+++ Data for this task +++

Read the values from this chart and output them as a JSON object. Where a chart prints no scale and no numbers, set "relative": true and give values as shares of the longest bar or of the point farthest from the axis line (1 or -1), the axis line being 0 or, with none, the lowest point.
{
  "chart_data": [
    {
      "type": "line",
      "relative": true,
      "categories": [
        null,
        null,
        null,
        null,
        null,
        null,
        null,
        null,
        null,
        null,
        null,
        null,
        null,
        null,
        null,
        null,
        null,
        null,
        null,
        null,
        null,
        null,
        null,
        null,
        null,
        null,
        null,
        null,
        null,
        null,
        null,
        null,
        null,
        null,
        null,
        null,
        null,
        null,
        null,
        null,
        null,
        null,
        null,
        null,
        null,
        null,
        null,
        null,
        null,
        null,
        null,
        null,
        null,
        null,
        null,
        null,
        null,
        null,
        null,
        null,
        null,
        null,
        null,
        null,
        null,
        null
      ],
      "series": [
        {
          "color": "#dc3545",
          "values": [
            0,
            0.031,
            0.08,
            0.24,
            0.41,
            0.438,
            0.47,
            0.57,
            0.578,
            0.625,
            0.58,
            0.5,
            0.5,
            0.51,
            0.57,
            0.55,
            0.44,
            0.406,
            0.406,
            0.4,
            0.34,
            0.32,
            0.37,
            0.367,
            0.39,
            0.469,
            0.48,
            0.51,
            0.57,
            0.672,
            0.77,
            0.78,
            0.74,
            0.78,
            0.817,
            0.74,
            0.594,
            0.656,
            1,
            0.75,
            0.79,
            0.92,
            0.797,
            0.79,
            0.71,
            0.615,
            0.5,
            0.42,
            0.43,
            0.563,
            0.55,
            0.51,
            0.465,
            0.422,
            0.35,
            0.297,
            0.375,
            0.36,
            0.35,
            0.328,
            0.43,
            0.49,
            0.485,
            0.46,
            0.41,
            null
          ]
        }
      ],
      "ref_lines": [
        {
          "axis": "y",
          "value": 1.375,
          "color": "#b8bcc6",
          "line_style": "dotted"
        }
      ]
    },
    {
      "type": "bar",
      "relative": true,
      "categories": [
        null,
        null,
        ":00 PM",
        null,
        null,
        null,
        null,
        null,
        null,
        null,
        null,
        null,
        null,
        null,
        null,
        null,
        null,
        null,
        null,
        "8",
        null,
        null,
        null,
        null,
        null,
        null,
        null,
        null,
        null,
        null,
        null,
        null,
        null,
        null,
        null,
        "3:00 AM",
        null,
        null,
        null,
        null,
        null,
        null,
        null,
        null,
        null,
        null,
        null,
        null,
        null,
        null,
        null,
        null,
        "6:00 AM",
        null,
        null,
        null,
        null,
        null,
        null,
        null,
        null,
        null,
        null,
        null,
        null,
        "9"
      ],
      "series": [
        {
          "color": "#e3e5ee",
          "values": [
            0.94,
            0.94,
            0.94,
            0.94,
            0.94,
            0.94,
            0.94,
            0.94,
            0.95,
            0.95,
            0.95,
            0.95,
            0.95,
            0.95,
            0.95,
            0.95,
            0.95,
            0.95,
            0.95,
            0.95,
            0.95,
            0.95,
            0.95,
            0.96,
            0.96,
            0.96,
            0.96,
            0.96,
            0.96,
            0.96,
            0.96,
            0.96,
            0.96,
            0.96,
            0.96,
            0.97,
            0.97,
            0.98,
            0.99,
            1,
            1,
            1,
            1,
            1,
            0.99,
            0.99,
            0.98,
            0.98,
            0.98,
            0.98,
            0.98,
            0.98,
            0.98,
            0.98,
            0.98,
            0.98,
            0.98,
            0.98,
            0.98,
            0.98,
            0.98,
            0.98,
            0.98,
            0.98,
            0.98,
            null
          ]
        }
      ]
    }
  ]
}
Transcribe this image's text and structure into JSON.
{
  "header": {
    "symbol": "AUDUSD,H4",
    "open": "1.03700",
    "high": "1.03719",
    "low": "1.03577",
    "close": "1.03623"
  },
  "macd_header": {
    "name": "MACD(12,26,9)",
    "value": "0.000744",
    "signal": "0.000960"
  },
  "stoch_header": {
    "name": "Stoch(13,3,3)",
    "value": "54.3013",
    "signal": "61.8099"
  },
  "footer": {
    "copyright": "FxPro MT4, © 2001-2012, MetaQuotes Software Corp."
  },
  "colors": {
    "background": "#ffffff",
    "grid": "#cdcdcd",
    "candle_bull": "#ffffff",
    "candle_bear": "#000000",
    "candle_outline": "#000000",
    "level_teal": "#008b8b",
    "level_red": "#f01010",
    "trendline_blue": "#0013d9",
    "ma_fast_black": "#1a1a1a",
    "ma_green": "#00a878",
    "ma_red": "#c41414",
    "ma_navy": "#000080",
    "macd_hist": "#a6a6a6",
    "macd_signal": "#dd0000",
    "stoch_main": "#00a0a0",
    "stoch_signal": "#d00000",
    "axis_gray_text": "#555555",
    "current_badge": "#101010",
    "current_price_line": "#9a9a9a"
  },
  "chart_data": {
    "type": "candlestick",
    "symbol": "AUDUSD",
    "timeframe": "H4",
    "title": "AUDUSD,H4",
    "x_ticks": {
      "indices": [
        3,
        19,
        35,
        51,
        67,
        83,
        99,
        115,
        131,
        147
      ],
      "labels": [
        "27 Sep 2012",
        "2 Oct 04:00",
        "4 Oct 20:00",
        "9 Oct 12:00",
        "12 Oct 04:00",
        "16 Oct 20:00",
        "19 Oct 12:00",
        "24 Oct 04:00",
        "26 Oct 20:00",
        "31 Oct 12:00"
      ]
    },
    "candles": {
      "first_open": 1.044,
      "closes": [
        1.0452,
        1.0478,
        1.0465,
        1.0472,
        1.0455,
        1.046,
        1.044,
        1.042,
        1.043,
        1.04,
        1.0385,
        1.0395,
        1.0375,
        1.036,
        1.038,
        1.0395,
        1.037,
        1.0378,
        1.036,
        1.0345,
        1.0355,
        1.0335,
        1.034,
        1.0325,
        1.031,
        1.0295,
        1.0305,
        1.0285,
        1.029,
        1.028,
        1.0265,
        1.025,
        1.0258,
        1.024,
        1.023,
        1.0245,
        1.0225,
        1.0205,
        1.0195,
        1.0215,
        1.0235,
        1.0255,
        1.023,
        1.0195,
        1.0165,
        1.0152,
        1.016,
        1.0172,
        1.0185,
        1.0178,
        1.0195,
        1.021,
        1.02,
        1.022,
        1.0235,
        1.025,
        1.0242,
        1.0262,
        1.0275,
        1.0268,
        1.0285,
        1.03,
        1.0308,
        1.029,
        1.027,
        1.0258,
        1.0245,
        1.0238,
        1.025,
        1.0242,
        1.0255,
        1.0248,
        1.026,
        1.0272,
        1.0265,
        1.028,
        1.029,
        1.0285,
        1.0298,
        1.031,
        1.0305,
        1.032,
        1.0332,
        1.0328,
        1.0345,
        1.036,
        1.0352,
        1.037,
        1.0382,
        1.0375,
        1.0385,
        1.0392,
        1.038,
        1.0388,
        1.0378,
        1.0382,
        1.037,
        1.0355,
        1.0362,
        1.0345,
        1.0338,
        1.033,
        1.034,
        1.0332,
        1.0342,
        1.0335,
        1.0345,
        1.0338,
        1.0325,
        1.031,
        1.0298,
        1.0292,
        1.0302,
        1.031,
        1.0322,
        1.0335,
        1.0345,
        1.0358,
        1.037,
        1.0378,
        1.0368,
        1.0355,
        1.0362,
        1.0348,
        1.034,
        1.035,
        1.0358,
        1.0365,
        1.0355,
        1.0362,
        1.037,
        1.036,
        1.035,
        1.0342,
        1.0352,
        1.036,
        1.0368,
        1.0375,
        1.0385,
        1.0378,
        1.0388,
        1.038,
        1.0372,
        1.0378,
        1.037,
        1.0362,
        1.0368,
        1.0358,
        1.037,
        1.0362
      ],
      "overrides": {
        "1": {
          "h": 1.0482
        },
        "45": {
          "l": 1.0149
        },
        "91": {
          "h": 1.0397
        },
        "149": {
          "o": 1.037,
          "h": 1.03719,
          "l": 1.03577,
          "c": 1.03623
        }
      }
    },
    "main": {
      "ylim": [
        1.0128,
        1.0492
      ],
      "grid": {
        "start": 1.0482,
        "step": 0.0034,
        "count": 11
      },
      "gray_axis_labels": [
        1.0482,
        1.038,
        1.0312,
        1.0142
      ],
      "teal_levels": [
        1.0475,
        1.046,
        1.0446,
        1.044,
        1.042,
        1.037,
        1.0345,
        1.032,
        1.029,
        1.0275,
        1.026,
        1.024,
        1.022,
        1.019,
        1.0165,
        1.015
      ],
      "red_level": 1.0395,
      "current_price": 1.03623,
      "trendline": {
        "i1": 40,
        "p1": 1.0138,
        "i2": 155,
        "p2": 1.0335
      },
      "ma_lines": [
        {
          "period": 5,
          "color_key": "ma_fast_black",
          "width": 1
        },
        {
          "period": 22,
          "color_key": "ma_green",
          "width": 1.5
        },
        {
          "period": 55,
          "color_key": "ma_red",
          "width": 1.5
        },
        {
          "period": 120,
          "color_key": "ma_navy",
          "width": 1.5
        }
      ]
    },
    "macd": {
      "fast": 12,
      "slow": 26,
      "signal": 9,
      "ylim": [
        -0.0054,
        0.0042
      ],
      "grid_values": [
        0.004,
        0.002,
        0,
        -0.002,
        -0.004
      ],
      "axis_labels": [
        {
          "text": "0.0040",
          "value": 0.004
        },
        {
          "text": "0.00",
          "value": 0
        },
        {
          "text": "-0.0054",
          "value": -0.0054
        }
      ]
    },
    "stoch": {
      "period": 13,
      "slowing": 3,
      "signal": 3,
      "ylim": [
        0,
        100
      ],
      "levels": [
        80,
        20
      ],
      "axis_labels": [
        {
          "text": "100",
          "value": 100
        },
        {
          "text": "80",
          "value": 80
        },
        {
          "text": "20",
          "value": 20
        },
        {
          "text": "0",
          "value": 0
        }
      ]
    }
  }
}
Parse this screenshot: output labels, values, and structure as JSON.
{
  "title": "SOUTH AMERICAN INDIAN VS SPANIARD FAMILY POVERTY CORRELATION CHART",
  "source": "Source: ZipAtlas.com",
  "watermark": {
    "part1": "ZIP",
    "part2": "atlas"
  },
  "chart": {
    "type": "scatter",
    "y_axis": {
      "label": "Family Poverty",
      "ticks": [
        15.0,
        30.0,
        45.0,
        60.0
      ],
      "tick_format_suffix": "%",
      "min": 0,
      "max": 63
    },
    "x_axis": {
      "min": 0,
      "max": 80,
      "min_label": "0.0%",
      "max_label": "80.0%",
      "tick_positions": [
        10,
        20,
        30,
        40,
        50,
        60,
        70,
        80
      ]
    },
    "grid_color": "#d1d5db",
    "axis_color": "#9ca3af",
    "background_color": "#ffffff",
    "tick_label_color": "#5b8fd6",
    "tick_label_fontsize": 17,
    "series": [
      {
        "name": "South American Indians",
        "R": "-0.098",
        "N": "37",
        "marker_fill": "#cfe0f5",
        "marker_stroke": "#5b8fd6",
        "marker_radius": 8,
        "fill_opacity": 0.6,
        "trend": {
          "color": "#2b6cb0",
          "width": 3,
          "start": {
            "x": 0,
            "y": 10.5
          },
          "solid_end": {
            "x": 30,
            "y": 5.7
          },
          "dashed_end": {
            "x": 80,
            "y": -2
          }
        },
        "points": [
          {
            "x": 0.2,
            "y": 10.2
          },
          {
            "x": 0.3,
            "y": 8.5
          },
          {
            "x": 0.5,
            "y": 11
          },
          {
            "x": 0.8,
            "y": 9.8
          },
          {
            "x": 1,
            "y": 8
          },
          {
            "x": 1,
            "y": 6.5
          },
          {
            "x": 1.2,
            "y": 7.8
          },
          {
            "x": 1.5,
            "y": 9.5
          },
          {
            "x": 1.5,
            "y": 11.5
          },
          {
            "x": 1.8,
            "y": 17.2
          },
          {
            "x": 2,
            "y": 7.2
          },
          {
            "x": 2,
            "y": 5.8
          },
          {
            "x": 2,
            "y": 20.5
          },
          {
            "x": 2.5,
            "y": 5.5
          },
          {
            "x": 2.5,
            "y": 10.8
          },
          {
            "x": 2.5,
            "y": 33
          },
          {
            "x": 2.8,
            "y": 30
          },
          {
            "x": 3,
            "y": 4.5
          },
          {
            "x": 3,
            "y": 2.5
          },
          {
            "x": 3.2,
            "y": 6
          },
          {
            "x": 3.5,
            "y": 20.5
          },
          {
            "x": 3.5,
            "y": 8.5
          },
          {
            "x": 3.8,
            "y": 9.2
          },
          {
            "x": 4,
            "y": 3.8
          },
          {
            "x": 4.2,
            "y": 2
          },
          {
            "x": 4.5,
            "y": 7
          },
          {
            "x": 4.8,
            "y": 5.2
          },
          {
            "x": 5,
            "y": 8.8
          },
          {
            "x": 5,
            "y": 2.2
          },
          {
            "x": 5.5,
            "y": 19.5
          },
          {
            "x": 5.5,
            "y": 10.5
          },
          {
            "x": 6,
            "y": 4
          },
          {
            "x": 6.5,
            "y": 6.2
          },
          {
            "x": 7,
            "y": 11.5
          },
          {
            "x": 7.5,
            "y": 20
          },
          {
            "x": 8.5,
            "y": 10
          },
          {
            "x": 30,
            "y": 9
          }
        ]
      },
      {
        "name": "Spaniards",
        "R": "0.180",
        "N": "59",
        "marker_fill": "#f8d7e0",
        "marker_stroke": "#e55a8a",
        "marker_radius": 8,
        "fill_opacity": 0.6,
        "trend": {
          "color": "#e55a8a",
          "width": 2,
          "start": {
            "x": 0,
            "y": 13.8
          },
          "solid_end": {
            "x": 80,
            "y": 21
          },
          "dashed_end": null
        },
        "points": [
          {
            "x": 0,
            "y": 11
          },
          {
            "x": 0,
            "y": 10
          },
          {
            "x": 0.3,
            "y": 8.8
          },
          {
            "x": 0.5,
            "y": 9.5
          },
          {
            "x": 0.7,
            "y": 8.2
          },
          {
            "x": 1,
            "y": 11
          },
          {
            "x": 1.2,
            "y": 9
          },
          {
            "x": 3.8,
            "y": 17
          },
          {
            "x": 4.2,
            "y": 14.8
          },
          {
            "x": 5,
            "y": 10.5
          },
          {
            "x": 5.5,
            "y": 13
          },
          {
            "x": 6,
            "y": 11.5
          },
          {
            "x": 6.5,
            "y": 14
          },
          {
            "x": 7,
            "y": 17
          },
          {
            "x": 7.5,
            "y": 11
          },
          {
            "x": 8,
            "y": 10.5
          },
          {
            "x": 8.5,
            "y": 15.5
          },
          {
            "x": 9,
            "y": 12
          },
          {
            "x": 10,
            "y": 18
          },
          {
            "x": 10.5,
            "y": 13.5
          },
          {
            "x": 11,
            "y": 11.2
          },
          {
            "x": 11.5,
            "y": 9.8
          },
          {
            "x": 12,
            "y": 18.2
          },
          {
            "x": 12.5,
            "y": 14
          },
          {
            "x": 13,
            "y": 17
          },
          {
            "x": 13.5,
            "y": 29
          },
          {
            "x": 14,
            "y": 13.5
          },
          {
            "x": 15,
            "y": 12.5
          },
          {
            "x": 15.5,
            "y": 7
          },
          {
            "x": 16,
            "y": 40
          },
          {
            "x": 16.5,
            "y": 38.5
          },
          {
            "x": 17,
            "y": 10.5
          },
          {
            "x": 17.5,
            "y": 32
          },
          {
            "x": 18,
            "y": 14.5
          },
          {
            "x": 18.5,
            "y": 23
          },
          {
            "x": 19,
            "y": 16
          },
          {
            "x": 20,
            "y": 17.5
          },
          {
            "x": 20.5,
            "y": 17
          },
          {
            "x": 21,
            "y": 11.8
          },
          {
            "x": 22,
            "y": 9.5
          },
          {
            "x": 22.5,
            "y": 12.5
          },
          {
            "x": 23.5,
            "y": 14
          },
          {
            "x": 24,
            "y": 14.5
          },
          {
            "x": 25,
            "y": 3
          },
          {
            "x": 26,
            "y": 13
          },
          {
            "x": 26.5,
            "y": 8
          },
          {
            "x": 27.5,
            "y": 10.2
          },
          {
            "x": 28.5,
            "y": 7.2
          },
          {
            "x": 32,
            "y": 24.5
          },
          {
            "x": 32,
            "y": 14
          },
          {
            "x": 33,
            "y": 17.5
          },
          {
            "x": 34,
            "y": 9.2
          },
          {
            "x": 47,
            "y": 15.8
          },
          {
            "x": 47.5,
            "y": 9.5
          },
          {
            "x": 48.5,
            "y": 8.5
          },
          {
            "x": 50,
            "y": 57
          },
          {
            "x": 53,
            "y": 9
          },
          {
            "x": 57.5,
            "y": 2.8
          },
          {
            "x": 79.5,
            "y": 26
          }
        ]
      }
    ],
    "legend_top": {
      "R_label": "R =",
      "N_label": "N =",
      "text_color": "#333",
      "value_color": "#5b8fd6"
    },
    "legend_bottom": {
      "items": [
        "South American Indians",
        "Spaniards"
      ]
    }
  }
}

+++

In the entries above, locate every line with the word "type" and copy it.

§ **Expected output**
      "type": "line",
      "type": "bar",
    "type": "candlestick",
    "type": "scatter",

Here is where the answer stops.